→ Exercise objective:
Render the material again word for word, skipping the pictures in it.

→ Records provided:
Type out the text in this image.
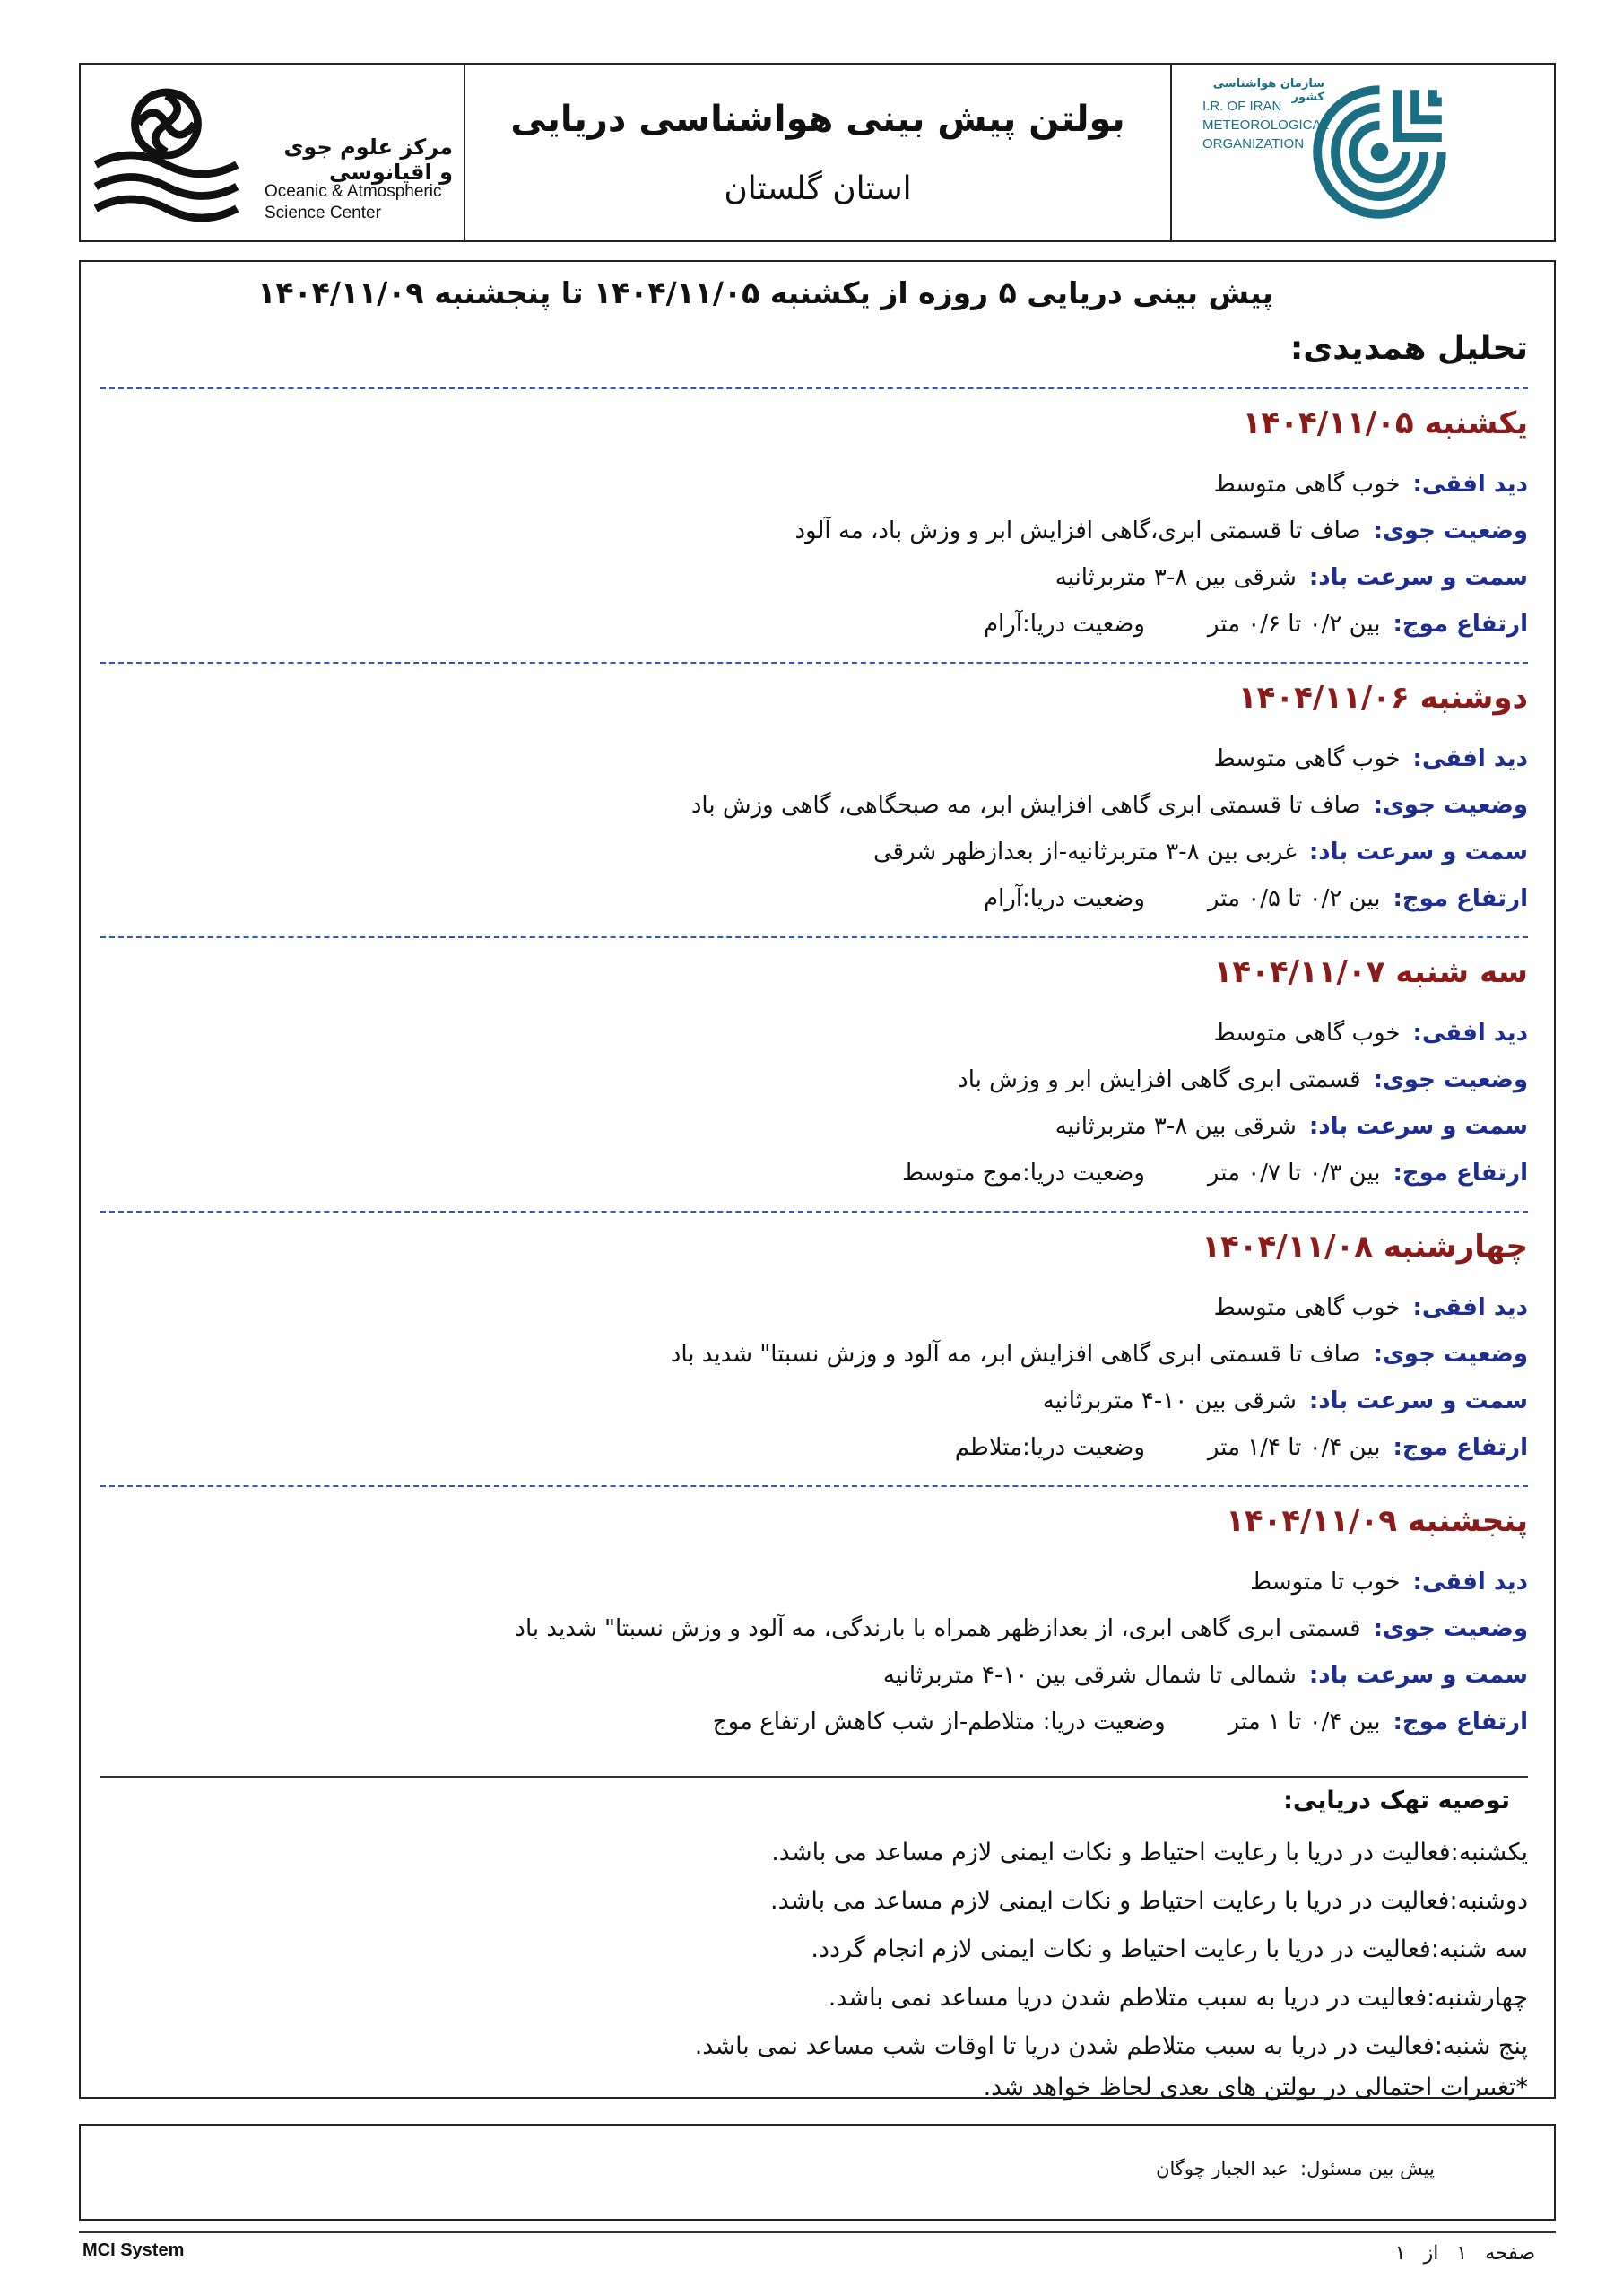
سازمان هواشناسی کشور
I.R. OF IRAN
METEOROLOGICAL
ORGANIZATION
بولتن پیش بینی هواشناسی دریایی
استان گلستان
مرکز علوم جوی و اقیانوسی
Oceanic & Atmospheric
Science Center
پیش بینی دریایی ۵ روزه از یکشنبه ۱۴۰۴/۱۱/۰۵ تا پنجشنبه ۱۴۰۴/۱۱/۰۹
تحلیل همدیدی:
یکشنبه ۱۴۰۴/۱۱/۰۵
دید افقی:خوب گاهی متوسط
وضعیت جوی:صاف تا قسمتی ابری،گاهی افزایش ابر و وزش باد، مه آلود
سمت و سرعت باد:شرقی بین ۸-۳ متربرثانیه
ارتفاع موج:بین ۰/۲ تا ۰/۶ متروضعیت دریا:آرام
دوشنبه ۱۴۰۴/۱۱/۰۶
دید افقی:خوب گاهی متوسط
وضعیت جوی:صاف تا قسمتی ابری گاهی افزایش ابر، مه صبحگاهی، گاهی وزش باد
سمت و سرعت باد:غربی بین ۸-۳ متربرثانیه-از بعدازظهر شرقی
ارتفاع موج:بین ۰/۲ تا ۰/۵ متروضعیت دریا:آرام
سه شنبه ۱۴۰۴/۱۱/۰۷
دید افقی:خوب گاهی متوسط
وضعیت جوی:قسمتی ابری گاهی افزایش ابر و وزش باد
سمت و سرعت باد:شرقی بین ۸-۳ متربرثانیه
ارتفاع موج:بین ۰/۳ تا ۰/۷ متروضعیت دریا:موج متوسط
چهارشنبه ۱۴۰۴/۱۱/۰۸
دید افقی:خوب گاهی متوسط
وضعیت جوی:صاف تا قسمتی ابری گاهی افزایش ابر، مه آلود و وزش نسبتا" شدید باد
سمت و سرعت باد:شرقی بین ۱۰-۴ متربرثانیه
ارتفاع موج:بین ۰/۴ تا ۱/۴ متروضعیت دریا:متلاطم
پنجشنبه ۱۴۰۴/۱۱/۰۹
دید افقی:خوب تا متوسط
وضعیت جوی:قسمتی ابری گاهی ابری، از بعدازظهر همراه با بارندگی، مه آلود و وزش نسبتا" شدید باد
سمت و سرعت باد:شمالی تا شمال شرقی بین ۱۰-۴ متربرثانیه
ارتفاع موج:بین ۰/۴ تا ۱ متروضعیت دریا: متلاطم-از شب کاهش ارتفاع موج
توصیه تهک دریایی:
یکشنبه:فعالیت در دریا با رعایت احتیاط و نکات ایمنی لازم مساعد می باشد.
دوشنبه:فعالیت در دریا با رعایت احتیاط و نکات ایمنی لازم مساعد می باشد.
سه شنبه:فعالیت در دریا با رعایت احتیاط و نکات ایمنی لازم انجام گردد.
چهارشنبه:فعالیت در دریا به سبب متلاطم شدن دریا مساعد نمی باشد.
پنج شنبه:فعالیت در دریا به سبب متلاطم شدن دریا تا اوقات شب مساعد نمی باشد.
*تغییرات احتمالی در بولتن های بعدی لحاظ خواهد شد.
پیش بین مسئول:  عبد الجبار چوگان
MCI System	صفحه۱از۱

→ Full response:
Type out the text in this image.
سازمان هواشناسی کشور
I.R. OF IRAN
METEOROLOGICAL
ORGANIZATION
بولتن پیش بینی هواشناسی دریایی
استان گلستان
مرکز علوم جوی و اقیانوسی
Oceanic & Atmospheric
Science Center
پیش بینی دریایی ۵ روزه از یکشنبه ۱۴۰۴/۱۱/۰۵ تا پنجشنبه ۱۴۰۴/۱۱/۰۹
تحلیل همدیدی:
یکشنبه ۱۴۰۴/۱۱/۰۵
دید افقی:خوب گاهی متوسط
وضعیت جوی:صاف تا قسمتی ابری،گاهی افزایش ابر و وزش باد، مه آلود
سمت و سرعت باد:شرقی بین ۸-۳ متربرثانیه
ارتفاع موج:بین ۰/۲ تا ۰/۶ متروضعیت دریا:آرام
دوشنبه ۱۴۰۴/۱۱/۰۶
دید افقی:خوب گاهی متوسط
وضعیت جوی:صاف تا قسمتی ابری گاهی افزایش ابر، مه صبحگاهی، گاهی وزش باد
سمت و سرعت باد:غربی بین ۸-۳ متربرثانیه-از بعدازظهر شرقی
ارتفاع موج:بین ۰/۲ تا ۰/۵ متروضعیت دریا:آرام
سه شنبه ۱۴۰۴/۱۱/۰۷
دید افقی:خوب گاهی متوسط
وضعیت جوی:قسمتی ابری گاهی افزایش ابر و وزش باد
سمت و سرعت باد:شرقی بین ۸-۳ متربرثانیه
ارتفاع موج:بین ۰/۳ تا ۰/۷ متروضعیت دریا:موج متوسط
چهارشنبه ۱۴۰۴/۱۱/۰۸
دید افقی:خوب گاهی متوسط
وضعیت جوی:صاف تا قسمتی ابری گاهی افزایش ابر، مه آلود و وزش نسبتا" شدید باد
سمت و سرعت باد:شرقی بین ۱۰-۴ متربرثانیه
ارتفاع موج:بین ۰/۴ تا ۱/۴ متروضعیت دریا:متلاطم
پنجشنبه ۱۴۰۴/۱۱/۰۹
دید افقی:خوب تا متوسط
وضعیت جوی:قسمتی ابری گاهی ابری، از بعدازظهر همراه با بارندگی، مه آلود و وزش نسبتا" شدید باد
سمت و سرعت باد:شمالی تا شمال شرقی بین ۱۰-۴ متربرثانیه
ارتفاع موج:بین ۰/۴ تا ۱ متروضعیت دریا: متلاطم-از شب کاهش ارتفاع موج
توصیه تهک دریایی:
یکشنبه:فعالیت در دریا با رعایت احتیاط و نکات ایمنی لازم مساعد می باشد.
دوشنبه:فعالیت در دریا با رعایت احتیاط و نکات ایمنی لازم مساعد می باشد.
سه شنبه:فعالیت در دریا با رعایت احتیاط و نکات ایمنی لازم انجام گردد.
چهارشنبه:فعالیت در دریا به سبب متلاطم شدن دریا مساعد نمی باشد.
پنج شنبه:فعالیت در دریا به سبب متلاطم شدن دریا تا اوقات شب مساعد نمی باشد.
*تغییرات احتمالی در بولتن های بعدی لحاظ خواهد شد.
پیش بین مسئول:  عبد الجبار چوگان
MCI System	صفحه۱از۱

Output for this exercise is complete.